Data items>
++++++++
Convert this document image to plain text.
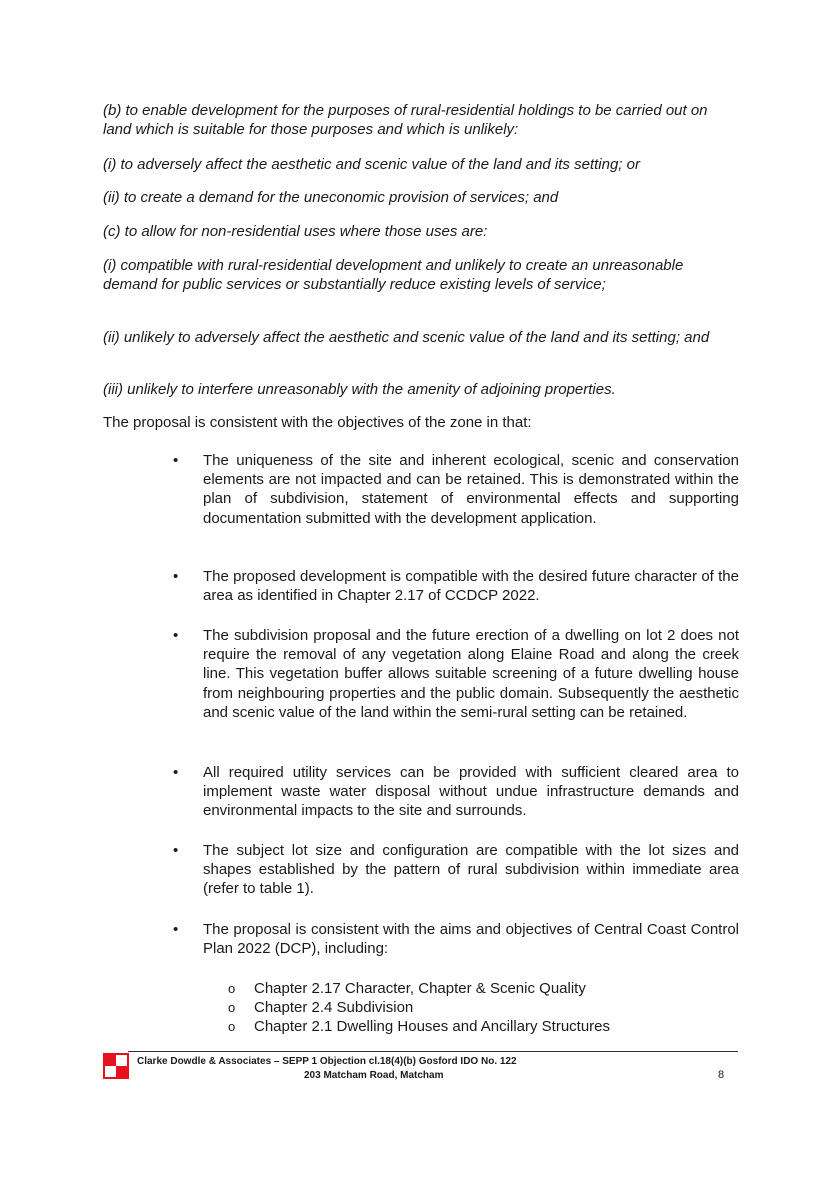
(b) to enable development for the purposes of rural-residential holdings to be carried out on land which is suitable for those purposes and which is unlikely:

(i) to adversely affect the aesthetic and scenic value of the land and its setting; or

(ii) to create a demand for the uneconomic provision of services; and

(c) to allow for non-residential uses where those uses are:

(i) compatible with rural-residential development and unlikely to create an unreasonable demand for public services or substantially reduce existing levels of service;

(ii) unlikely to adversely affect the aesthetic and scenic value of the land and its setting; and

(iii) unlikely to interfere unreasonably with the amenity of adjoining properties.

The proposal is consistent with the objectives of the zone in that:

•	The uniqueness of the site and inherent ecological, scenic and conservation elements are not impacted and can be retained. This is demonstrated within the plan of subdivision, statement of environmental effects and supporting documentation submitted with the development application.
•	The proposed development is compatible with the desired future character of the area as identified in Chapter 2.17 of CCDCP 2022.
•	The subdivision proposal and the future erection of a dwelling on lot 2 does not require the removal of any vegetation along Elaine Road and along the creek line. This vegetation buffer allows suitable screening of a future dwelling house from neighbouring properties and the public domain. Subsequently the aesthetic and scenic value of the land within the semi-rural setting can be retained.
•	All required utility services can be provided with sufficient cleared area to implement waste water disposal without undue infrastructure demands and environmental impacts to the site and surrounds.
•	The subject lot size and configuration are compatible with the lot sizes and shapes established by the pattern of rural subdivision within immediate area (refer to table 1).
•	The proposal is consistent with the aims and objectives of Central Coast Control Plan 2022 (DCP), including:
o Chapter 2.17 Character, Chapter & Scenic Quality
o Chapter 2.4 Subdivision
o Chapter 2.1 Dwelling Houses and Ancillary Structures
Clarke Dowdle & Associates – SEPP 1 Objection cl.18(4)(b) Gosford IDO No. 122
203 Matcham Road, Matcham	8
++++++++
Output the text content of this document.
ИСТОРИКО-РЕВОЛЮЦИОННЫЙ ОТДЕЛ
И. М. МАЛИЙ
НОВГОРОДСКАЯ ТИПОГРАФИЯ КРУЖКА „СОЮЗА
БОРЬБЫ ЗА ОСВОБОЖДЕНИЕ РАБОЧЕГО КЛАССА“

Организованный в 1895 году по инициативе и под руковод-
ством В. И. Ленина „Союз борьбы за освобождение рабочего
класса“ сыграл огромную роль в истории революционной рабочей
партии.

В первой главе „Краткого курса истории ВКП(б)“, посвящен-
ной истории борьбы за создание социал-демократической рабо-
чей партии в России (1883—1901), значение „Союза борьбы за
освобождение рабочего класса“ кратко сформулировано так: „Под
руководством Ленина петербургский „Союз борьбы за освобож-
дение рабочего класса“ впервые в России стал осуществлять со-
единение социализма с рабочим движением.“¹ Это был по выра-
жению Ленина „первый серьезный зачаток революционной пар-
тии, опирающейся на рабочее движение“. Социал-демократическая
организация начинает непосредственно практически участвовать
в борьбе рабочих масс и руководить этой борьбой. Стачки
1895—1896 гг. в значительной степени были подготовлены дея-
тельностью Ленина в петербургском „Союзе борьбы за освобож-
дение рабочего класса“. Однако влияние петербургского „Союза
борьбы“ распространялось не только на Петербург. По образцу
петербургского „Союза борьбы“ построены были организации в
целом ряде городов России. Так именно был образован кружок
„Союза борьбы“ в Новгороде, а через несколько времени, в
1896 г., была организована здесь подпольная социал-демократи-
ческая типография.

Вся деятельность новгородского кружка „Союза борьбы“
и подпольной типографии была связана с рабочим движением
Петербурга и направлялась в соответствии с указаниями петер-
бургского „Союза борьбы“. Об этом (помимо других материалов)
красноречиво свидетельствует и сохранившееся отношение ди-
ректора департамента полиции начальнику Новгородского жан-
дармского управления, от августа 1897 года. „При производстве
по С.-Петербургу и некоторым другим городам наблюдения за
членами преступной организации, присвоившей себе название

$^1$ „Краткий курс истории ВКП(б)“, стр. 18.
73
++++++++
YOUR INSTRUCTIONS> Scan the lines for the string "истории". Pick out every line that has it.

SOLUTION FOR THIS TASK>
класса“ сыграл огромную роль в истории революционной рабочей
В первой главе „Краткого курса истории ВКП(б)“, посвящен-
ной истории борьбы за создание социал-демократической рабо-
$^1$ „Краткий курс истории ВКП(б)“, стр. 18.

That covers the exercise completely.